(Data taken from a collection)
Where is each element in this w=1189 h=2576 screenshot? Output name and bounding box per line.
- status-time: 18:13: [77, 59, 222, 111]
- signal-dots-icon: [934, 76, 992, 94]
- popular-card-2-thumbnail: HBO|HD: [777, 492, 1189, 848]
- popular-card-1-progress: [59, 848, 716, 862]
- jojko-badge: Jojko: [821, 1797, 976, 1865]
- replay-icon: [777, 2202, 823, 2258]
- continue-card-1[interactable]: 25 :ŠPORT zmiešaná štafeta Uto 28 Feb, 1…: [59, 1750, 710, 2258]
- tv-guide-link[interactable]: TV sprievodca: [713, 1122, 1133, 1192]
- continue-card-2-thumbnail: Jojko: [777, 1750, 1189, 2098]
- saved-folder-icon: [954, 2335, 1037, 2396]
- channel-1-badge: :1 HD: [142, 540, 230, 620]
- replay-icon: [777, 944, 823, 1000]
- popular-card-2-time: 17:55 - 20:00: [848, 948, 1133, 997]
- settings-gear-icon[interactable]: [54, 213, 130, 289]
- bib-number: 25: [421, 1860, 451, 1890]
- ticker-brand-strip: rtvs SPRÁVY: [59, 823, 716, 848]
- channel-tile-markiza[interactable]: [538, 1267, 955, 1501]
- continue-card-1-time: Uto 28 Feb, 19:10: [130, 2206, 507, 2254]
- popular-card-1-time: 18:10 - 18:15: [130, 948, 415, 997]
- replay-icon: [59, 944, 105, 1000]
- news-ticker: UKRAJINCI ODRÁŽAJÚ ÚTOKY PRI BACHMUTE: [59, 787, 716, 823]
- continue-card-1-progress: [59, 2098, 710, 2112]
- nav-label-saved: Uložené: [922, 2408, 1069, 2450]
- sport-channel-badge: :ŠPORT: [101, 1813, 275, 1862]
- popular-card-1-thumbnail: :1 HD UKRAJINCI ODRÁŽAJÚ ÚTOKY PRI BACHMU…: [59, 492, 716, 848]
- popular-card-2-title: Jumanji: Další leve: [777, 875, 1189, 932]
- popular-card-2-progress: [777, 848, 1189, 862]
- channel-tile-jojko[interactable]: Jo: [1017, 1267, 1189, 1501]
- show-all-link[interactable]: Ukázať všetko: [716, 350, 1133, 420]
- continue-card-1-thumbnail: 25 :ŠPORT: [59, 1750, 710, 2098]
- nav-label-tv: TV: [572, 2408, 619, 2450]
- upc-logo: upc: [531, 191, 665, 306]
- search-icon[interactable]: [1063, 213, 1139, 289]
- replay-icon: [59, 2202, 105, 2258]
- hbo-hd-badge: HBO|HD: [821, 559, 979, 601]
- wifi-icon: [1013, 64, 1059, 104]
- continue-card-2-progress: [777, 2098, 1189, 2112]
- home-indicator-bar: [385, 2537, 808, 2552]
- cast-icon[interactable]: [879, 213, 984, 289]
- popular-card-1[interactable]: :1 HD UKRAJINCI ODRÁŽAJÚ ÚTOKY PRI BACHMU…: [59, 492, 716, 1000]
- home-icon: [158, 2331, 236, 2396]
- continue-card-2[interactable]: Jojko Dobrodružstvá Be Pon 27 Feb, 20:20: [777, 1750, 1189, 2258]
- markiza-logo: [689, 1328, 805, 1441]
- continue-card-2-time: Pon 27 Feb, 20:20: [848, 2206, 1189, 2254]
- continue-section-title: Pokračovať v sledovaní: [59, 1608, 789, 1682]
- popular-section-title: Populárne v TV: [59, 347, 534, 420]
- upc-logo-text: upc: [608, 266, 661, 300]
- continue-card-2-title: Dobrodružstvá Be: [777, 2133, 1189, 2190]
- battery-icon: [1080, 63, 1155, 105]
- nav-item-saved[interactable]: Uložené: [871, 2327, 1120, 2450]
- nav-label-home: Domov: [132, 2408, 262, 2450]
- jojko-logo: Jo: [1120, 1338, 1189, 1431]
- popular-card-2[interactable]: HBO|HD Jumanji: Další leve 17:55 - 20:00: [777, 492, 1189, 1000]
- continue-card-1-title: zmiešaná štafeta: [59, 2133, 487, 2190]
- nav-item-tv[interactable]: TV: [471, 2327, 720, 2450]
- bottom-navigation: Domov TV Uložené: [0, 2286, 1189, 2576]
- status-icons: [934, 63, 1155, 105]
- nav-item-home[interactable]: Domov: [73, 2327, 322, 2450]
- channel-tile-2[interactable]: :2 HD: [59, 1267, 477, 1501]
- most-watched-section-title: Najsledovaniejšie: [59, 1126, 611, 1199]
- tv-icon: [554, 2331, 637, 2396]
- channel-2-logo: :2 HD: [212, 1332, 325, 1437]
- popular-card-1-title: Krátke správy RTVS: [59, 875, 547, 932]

_Problem statement_. Write out again, unchanged, the entries above from the first line up to and including the line with "- home-icon: [158, 2331, 236, 2396]".

_Written solution_.
Where is each element in this w=1189 h=2576 screenshot? Output name and bounding box per line.
- status-time: 18:13: [77, 59, 222, 111]
- signal-dots-icon: [934, 76, 992, 94]
- popular-card-2-thumbnail: HBO|HD: [777, 492, 1189, 848]
- popular-card-1-progress: [59, 848, 716, 862]
- jojko-badge: Jojko: [821, 1797, 976, 1865]
- replay-icon: [777, 2202, 823, 2258]
- continue-card-1[interactable]: 25 :ŠPORT zmiešaná štafeta Uto 28 Feb, 1…: [59, 1750, 710, 2258]
- tv-guide-link[interactable]: TV sprievodca: [713, 1122, 1133, 1192]
- continue-card-2-thumbnail: Jojko: [777, 1750, 1189, 2098]
- saved-folder-icon: [954, 2335, 1037, 2396]
- channel-1-badge: :1 HD: [142, 540, 230, 620]
- replay-icon: [777, 944, 823, 1000]
- popular-card-2-time: 17:55 - 20:00: [848, 948, 1133, 997]
- settings-gear-icon[interactable]: [54, 213, 130, 289]
- bib-number: 25: [421, 1860, 451, 1890]
- ticker-brand-strip: rtvs SPRÁVY: [59, 823, 716, 848]
- channel-tile-markiza[interactable]: [538, 1267, 955, 1501]
- continue-card-1-time: Uto 28 Feb, 19:10: [130, 2206, 507, 2254]
- popular-card-1-time: 18:10 - 18:15: [130, 948, 415, 997]
- replay-icon: [59, 944, 105, 1000]
- news-ticker: UKRAJINCI ODRÁŽAJÚ ÚTOKY PRI BACHMUTE: [59, 787, 716, 823]
- continue-card-1-progress: [59, 2098, 710, 2112]
- nav-label-saved: Uložené: [922, 2408, 1069, 2450]
- sport-channel-badge: :ŠPORT: [101, 1813, 275, 1862]
- popular-card-1-thumbnail: :1 HD UKRAJINCI ODRÁŽAJÚ ÚTOKY PRI BACHMU…: [59, 492, 716, 848]
- popular-card-2-title: Jumanji: Další leve: [777, 875, 1189, 932]
- popular-card-2-progress: [777, 848, 1189, 862]
- channel-tile-jojko[interactable]: Jo: [1017, 1267, 1189, 1501]
- show-all-link[interactable]: Ukázať všetko: [716, 350, 1133, 420]
- continue-card-1-thumbnail: 25 :ŠPORT: [59, 1750, 710, 2098]
- nav-label-tv: TV: [572, 2408, 619, 2450]
- upc-logo: upc: [531, 191, 665, 306]
- search-icon[interactable]: [1063, 213, 1139, 289]
- replay-icon: [59, 2202, 105, 2258]
- hbo-hd-badge: HBO|HD: [821, 559, 979, 601]
- wifi-icon: [1013, 64, 1059, 104]
- continue-card-2-progress: [777, 2098, 1189, 2112]
- home-indicator-bar: [385, 2537, 808, 2552]
- cast-icon[interactable]: [879, 213, 984, 289]
- popular-card-1[interactable]: :1 HD UKRAJINCI ODRÁŽAJÚ ÚTOKY PRI BACHMU…: [59, 492, 716, 1000]
- home-icon: [158, 2331, 236, 2396]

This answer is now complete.